## Problem to work on
Please transcribe every row below word for word, leaving out the pictures.

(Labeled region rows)
================

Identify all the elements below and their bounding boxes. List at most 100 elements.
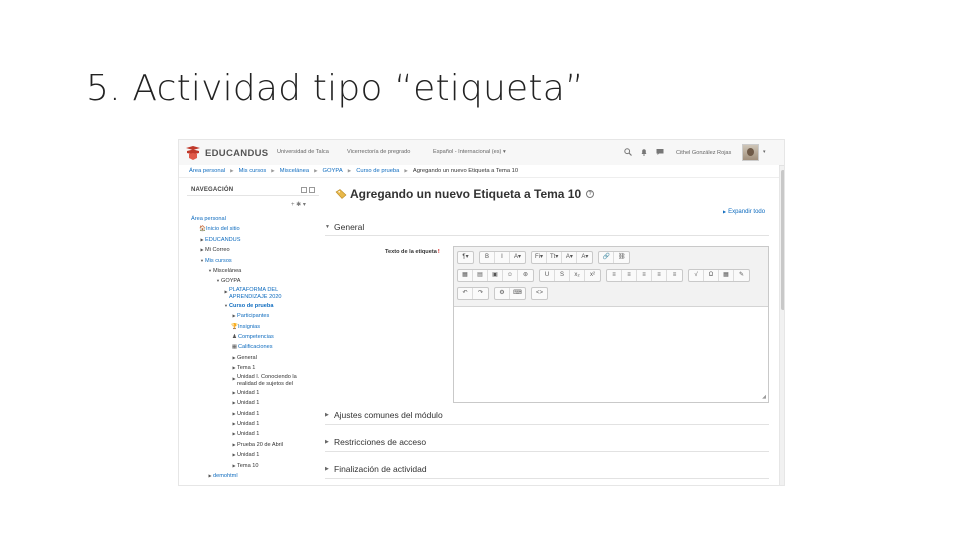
- breadcrumb-separator-icon: ▶: [347, 168, 352, 173]
- nav-tree-item[interactable]: Área personal: [187, 214, 319, 224]
- toolbar-button[interactable]: A▾: [577, 252, 592, 263]
- nav-tree-item[interactable]: ▶ Unidad 1: [187, 388, 319, 398]
- toolbar-button[interactable]: ▤: [473, 270, 488, 281]
- nav-tree-item[interactable]: ▶ Unidad 1: [187, 419, 319, 429]
- toolbar-button[interactable]: ≡: [652, 270, 667, 281]
- breadcrumb-item[interactable]: Miscelánea: [280, 168, 309, 174]
- resize-grip-icon[interactable]: ◢: [762, 394, 766, 400]
- toolbar-button[interactable]: ¶▾: [458, 252, 473, 263]
- toolbar-group: U Sx₂ x²: [539, 269, 601, 282]
- field-label-text: Texto de la etiqueta: [385, 249, 437, 255]
- breadcrumb-item[interactable]: Mis cursos: [239, 168, 267, 174]
- toolbar-button[interactable]: ⛓: [614, 252, 629, 263]
- breadcrumb-current: Agregando un nuevo Etiqueta a Tema 10: [412, 168, 519, 174]
- nav-tree-item[interactable]: ♟ Competencias: [187, 332, 319, 342]
- section-completion[interactable]: ▶ Finalización de actividad: [325, 464, 427, 474]
- editor-content-area[interactable]: ◢: [454, 307, 768, 402]
- user-avatar[interactable]: [742, 144, 759, 161]
- toolbar-button[interactable]: ☺: [503, 270, 518, 281]
- nav-tree-item[interactable]: ▶ EDUCANDUS: [187, 235, 319, 245]
- nav-tree-item[interactable]: ▼ Mis cursos: [187, 256, 319, 266]
- toolbar-button[interactable]: √: [689, 270, 704, 281]
- nav-tree-item[interactable]: ▶ PLATAFORMA DEL APRENDIZAJE 2020: [187, 287, 319, 301]
- nav-tree-item[interactable]: ▶ Unidad 1: [187, 450, 319, 460]
- toolbar-button[interactable]: ≡: [637, 270, 652, 281]
- toolbar-button[interactable]: ▦: [458, 270, 473, 281]
- nav-tree-item[interactable]: ▼ Curso de prueba: [187, 301, 319, 311]
- user-name[interactable]: Cithel González Rojas: [676, 150, 731, 156]
- section-common-label: Ajustes comunes del módulo: [334, 410, 443, 420]
- navigation-block-header: NAVEGACIÓN: [187, 185, 319, 196]
- toolbar-button[interactable]: ↶: [458, 288, 473, 299]
- nav-tree-item[interactable]: ▶ General: [187, 353, 319, 363]
- navlink-universidad[interactable]: Universidad de Talca: [277, 149, 329, 155]
- toolbar-button[interactable]: ≡: [607, 270, 622, 281]
- toolbar-button[interactable]: B: [480, 252, 495, 263]
- toolbar-button[interactable]: ✎: [734, 270, 749, 281]
- expand-all-link[interactable]: ▶ Expandir todo: [723, 209, 765, 215]
- nav-tree-item[interactable]: ▶ Unidad 1: [187, 429, 319, 439]
- toolbar-button[interactable]: ≡: [622, 270, 637, 281]
- toolbar-button[interactable]: ⚙: [495, 288, 510, 299]
- block-actions-menu[interactable]: + ✱ ▾: [291, 201, 306, 208]
- bell-icon[interactable]: [640, 148, 648, 158]
- brand-name: EDUCANDUS: [205, 147, 269, 159]
- toolbar-button[interactable]: ⊛: [518, 270, 533, 281]
- nav-tree-item[interactable]: ▼ GOYPA: [187, 276, 319, 286]
- toolbar-group: B I A▾: [479, 251, 526, 264]
- nav-tree-item[interactable]: ▶ Unidad 1: [187, 398, 319, 408]
- toolbar-group: ↶ ↷: [457, 287, 489, 300]
- section-restrictions[interactable]: ▶ Restricciones de acceso: [325, 437, 426, 447]
- toolbar-button[interactable]: Tt▾: [547, 252, 563, 263]
- nav-tree-item[interactable]: ▶ Mi Correo: [187, 245, 319, 255]
- chevron-down-icon[interactable]: ▾: [763, 149, 766, 155]
- dock-block-icon[interactable]: [301, 187, 307, 193]
- toolbar-button[interactable]: 🔗: [599, 252, 615, 263]
- nav-tree-item[interactable]: ▶ Participantes: [187, 311, 319, 321]
- nav-tree-item[interactable]: ▶ demohtml: [187, 471, 319, 481]
- chat-icon[interactable]: [656, 148, 664, 158]
- nav-tree-item[interactable]: 🏠 Inicio del sitio: [187, 224, 319, 234]
- toolbar-button[interactable]: <>: [532, 288, 547, 299]
- nav-tree-item[interactable]: ▶ Tema 1: [187, 363, 319, 373]
- language-menu[interactable]: Español - Internacional (es) ▾: [433, 149, 506, 155]
- nav-tree-item[interactable]: ▶ Unidad I. Conociendo la realidad de suj…: [187, 374, 319, 388]
- nav-tree-label: Miscelánea: [213, 268, 242, 275]
- help-icon[interactable]: ?: [586, 190, 595, 198]
- breadcrumb-item[interactable]: GOYPA: [323, 168, 343, 174]
- nav-tree-item[interactable]: ▦ Calificaciones: [187, 342, 319, 352]
- nav-item-icon: 🏆: [231, 323, 238, 330]
- nav-tree-item[interactable]: 🏆 Insignias: [187, 322, 319, 332]
- page-scrollbar[interactable]: [779, 166, 784, 485]
- toolbar-button[interactable]: ↷: [473, 288, 488, 299]
- breadcrumb-item[interactable]: Área personal: [189, 168, 225, 174]
- nav-tree-label: Tema 1: [237, 365, 256, 372]
- search-icon[interactable]: [624, 148, 632, 158]
- toolbar-button[interactable]: ▣: [488, 270, 503, 281]
- nav-tree-item[interactable]: ▶ Tema 10: [187, 461, 319, 471]
- toolbar-button[interactable]: I: [495, 252, 510, 263]
- scrollbar-thumb[interactable]: [781, 170, 784, 310]
- brand[interactable]: EDUCANDUS: [185, 145, 268, 161]
- toolbar-group: <>: [531, 287, 548, 300]
- toolbar-button[interactable]: Ω: [704, 270, 719, 281]
- toolbar-button[interactable]: ⌨: [510, 288, 525, 299]
- toolbar-button[interactable]: U: [540, 270, 555, 281]
- navlink-vicerrectoria[interactable]: Vicerrectoría de pregrado: [347, 149, 410, 155]
- toolbar-button[interactable]: A▾: [562, 252, 578, 263]
- nav-tree-item[interactable]: ▼ Miscelánea: [187, 266, 319, 276]
- toolbar-button[interactable]: S: [555, 270, 570, 281]
- toolbar-button[interactable]: x²: [585, 270, 600, 281]
- breadcrumb-item[interactable]: Curso de prueba: [356, 168, 399, 174]
- nav-tree-item[interactable]: ▶ Unidad 1: [187, 409, 319, 419]
- nav-tree-label: Unidad I. Conociendo la realidad de suje…: [237, 373, 297, 387]
- toolbar-button[interactable]: ≡: [667, 270, 682, 281]
- section-common-settings[interactable]: ▶ Ajustes comunes del módulo: [325, 410, 443, 420]
- toolbar-button[interactable]: A▾: [510, 252, 525, 263]
- toolbar-button[interactable]: ▦: [719, 270, 734, 281]
- toolbar-button[interactable]: Fi▾: [532, 252, 548, 263]
- toolbar-button[interactable]: x₂: [570, 270, 585, 281]
- collapse-block-icon[interactable]: [309, 187, 315, 193]
- section-general[interactable]: ▼ General: [325, 222, 364, 232]
- nav-tree-item[interactable]: ▶ Prueba 20 de Abril: [187, 440, 319, 450]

================

## Exercise result
Identify all the elements below and their bounding boxes. List at most 100 elements.
- breadcrumb-separator-icon: ▶: [347, 168, 352, 173]
- nav-tree-item[interactable]: Área personal: [187, 214, 319, 224]
- toolbar-button[interactable]: A▾: [577, 252, 592, 263]
- nav-tree-item[interactable]: ▶ Unidad 1: [187, 388, 319, 398]
- toolbar-button[interactable]: ▤: [473, 270, 488, 281]
- nav-tree-item[interactable]: ▶ Unidad 1: [187, 419, 319, 429]
- toolbar-button[interactable]: ≡: [652, 270, 667, 281]
- breadcrumb-item[interactable]: Miscelánea: [280, 168, 309, 174]
- resize-grip-icon[interactable]: ◢: [762, 394, 766, 400]
- toolbar-button[interactable]: ¶▾: [458, 252, 473, 263]
- toolbar-group: U Sx₂ x²: [539, 269, 601, 282]
- field-label-text: Texto de la etiqueta: [385, 249, 437, 255]
- breadcrumb-item[interactable]: Mis cursos: [239, 168, 267, 174]
- toolbar-button[interactable]: ⛓: [614, 252, 629, 263]
- breadcrumb-current: Agregando un nuevo Etiqueta a Tema 10: [412, 168, 519, 174]
- nav-tree-item[interactable]: ♟ Competencias: [187, 332, 319, 342]
- section-completion[interactable]: ▶ Finalización de actividad: [325, 464, 427, 474]
- editor-content-area[interactable]: ◢: [454, 307, 768, 402]
- user-avatar[interactable]: [742, 144, 759, 161]
- toolbar-button[interactable]: ☺: [503, 270, 518, 281]
- nav-tree-item[interactable]: ▶ EDUCANDUS: [187, 235, 319, 245]
- nav-tree-item[interactable]: ▼ Mis cursos: [187, 256, 319, 266]
- toolbar-button[interactable]: √: [689, 270, 704, 281]
- nav-tree-item[interactable]: ▶ PLATAFORMA DEL APRENDIZAJE 2020: [187, 287, 319, 301]
- nav-tree-item[interactable]: ▶ Unidad 1: [187, 450, 319, 460]
- toolbar-button[interactable]: ≡: [637, 270, 652, 281]
- toolbar-button[interactable]: ▦: [458, 270, 473, 281]
- nav-tree-item[interactable]: ▼ Curso de prueba: [187, 301, 319, 311]
- user-name[interactable]: Cithel González Rojas: [676, 150, 731, 156]
- section-common-label: Ajustes comunes del módulo: [334, 410, 443, 420]
- navigation-block-header: NAVEGACIÓN: [187, 185, 319, 196]
- toolbar-button[interactable]: ↶: [458, 288, 473, 299]
- nav-tree-item[interactable]: ▶ General: [187, 353, 319, 363]
- navlink-universidad[interactable]: Universidad de Talca: [277, 149, 329, 155]
- toolbar-button[interactable]: ≡: [607, 270, 622, 281]
- toolbar-button[interactable]: B: [480, 252, 495, 263]
- toolbar-button[interactable]: ✎: [734, 270, 749, 281]
- expand-all-link[interactable]: ▶ Expandir todo: [723, 209, 765, 215]
- nav-tree-item[interactable]: ▶ Unidad 1: [187, 429, 319, 439]
- toolbar-button[interactable]: ≡: [622, 270, 637, 281]
- toolbar-button[interactable]: ⚙: [495, 288, 510, 299]
- block-actions-menu[interactable]: + ✱ ▾: [291, 201, 306, 208]
- bell-icon[interactable]: [640, 148, 648, 158]
- brand-name: EDUCANDUS: [205, 147, 269, 159]
- toolbar-button[interactable]: ⊛: [518, 270, 533, 281]
- nav-tree-item[interactable]: ▼ GOYPA: [187, 276, 319, 286]
- toolbar-group: B I A▾: [479, 251, 526, 264]
- nav-tree-item[interactable]: ▶ Unidad 1: [187, 398, 319, 408]
- toolbar-group: ↶ ↷: [457, 287, 489, 300]
- section-restrictions[interactable]: ▶ Restricciones de acceso: [325, 437, 426, 447]
- toolbar-button[interactable]: Tt▾: [547, 252, 563, 263]
- nav-tree-item[interactable]: ▶ Mi Correo: [187, 245, 319, 255]
- chevron-down-icon[interactable]: ▾: [763, 149, 766, 155]
- dock-block-icon[interactable]: [301, 187, 307, 193]
- toolbar-button[interactable]: 🔗: [599, 252, 615, 263]
- nav-tree-item[interactable]: ▶ Participantes: [187, 311, 319, 321]
- nav-tree-item[interactable]: ▶ demohtml: [187, 471, 319, 481]
- chat-icon[interactable]: [656, 148, 664, 158]
- nav-tree-item[interactable]: 🏠 Inicio del sitio: [187, 224, 319, 234]
- toolbar-button[interactable]: <>: [532, 288, 547, 299]
- nav-tree-item[interactable]: ▶ Tema 1: [187, 363, 319, 373]
- language-menu[interactable]: Español - Internacional (es) ▾: [433, 149, 506, 155]
- nav-tree-item[interactable]: ▶ Unidad I. Conociendo la realidad de suj…: [187, 374, 319, 388]
- nav-tree-label: Miscelánea: [213, 268, 242, 275]
- help-icon[interactable]: ?: [586, 190, 595, 198]
- breadcrumb-item[interactable]: GOYPA: [323, 168, 343, 174]
- nav-tree-item[interactable]: ▦ Calificaciones: [187, 342, 319, 352]
- nav-item-icon: 🏆: [231, 323, 238, 330]
- nav-tree-item[interactable]: 🏆 Insignias: [187, 322, 319, 332]
- page-scrollbar[interactable]: [779, 166, 784, 485]
- toolbar-button[interactable]: ↷: [473, 288, 488, 299]
- breadcrumb-item[interactable]: Área personal: [189, 168, 225, 174]
- nav-tree-label: Tema 1: [237, 365, 256, 372]
- search-icon[interactable]: [624, 148, 632, 158]
- toolbar-button[interactable]: ▣: [488, 270, 503, 281]
- nav-tree-item[interactable]: ▶ Tema 10: [187, 461, 319, 471]
- toolbar-button[interactable]: I: [495, 252, 510, 263]
- scrollbar-thumb[interactable]: [781, 170, 784, 310]
- brand[interactable]: EDUCANDUS: [185, 145, 268, 161]
- toolbar-group: <>: [531, 287, 548, 300]
- toolbar-button[interactable]: Ω: [704, 270, 719, 281]
- toolbar-button[interactable]: ⌨: [510, 288, 525, 299]
- toolbar-button[interactable]: U: [540, 270, 555, 281]
- navlink-vicerrectoria[interactable]: Vicerrectoría de pregrado: [347, 149, 410, 155]
- toolbar-button[interactable]: A▾: [562, 252, 578, 263]
- nav-tree-item[interactable]: ▼ Miscelánea: [187, 266, 319, 276]
- toolbar-button[interactable]: S: [555, 270, 570, 281]
- toolbar-button[interactable]: x²: [585, 270, 600, 281]
- breadcrumb-item[interactable]: Curso de prueba: [356, 168, 399, 174]
- nav-tree-item[interactable]: ▶ Unidad 1: [187, 409, 319, 419]
- nav-tree-label: Unidad I. Conociendo la realidad de suje…: [237, 373, 297, 387]
- toolbar-button[interactable]: ≡: [667, 270, 682, 281]
- section-common-settings[interactable]: ▶ Ajustes comunes del módulo: [325, 410, 443, 420]
- toolbar-button[interactable]: A▾: [510, 252, 525, 263]
- toolbar-button[interactable]: ▦: [719, 270, 734, 281]
- toolbar-button[interactable]: Fi▾: [532, 252, 548, 263]
- toolbar-button[interactable]: x₂: [570, 270, 585, 281]
- collapse-block-icon[interactable]: [309, 187, 315, 193]
- section-general[interactable]: ▼ General: [325, 222, 364, 232]
- nav-tree-item[interactable]: ▶ Prueba 20 de Abril: [187, 440, 319, 450]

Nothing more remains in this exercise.